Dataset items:
---

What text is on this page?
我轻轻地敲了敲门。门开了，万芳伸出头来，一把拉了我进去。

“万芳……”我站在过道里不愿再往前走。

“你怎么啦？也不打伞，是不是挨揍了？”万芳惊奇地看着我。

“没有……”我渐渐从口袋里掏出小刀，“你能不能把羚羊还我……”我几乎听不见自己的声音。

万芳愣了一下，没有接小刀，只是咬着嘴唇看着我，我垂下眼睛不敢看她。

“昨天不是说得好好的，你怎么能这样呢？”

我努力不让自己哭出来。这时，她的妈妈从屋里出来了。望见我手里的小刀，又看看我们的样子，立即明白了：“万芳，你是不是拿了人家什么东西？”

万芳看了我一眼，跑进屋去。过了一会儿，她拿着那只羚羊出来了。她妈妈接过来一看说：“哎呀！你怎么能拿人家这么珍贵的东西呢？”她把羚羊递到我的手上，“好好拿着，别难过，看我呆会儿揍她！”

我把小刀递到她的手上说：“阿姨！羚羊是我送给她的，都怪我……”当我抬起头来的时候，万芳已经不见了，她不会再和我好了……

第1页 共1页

---

• TASK REQUIREMENTS:
Write out the records shown above, exactly as they appear.

• RESPONSE TO THIS EXERCISE:
What text is on this page?
我轻轻地敲了敲门。门开了，万芳伸出头来，一把拉了我进去。

“万芳……”我站在过道里不愿再往前走。

“你怎么啦？也不打伞，是不是挨揍了？”万芳惊奇地看着我。

“没有……”我渐渐从口袋里掏出小刀，“你能不能把羚羊还我……”我几乎听不见自己的声音。

万芳愣了一下，没有接小刀，只是咬着嘴唇看着我，我垂下眼睛不敢看她。

“昨天不是说得好好的，你怎么能这样呢？”

我努力不让自己哭出来。这时，她的妈妈从屋里出来了。望见我手里的小刀，又看看我们的样子，立即明白了：“万芳，你是不是拿了人家什么东西？”

万芳看了我一眼，跑进屋去。过了一会儿，她拿着那只羚羊出来了。她妈妈接过来一看说：“哎呀！你怎么能拿人家这么珍贵的东西呢？”她把羚羊递到我的手上，“好好拿着，别难过，看我呆会儿揍她！”

我把小刀递到她的手上说：“阿姨！羚羊是我送给她的，都怪我……”当我抬起头来的时候，万芳已经不见了，她不会再和我好了……

第1页 共1页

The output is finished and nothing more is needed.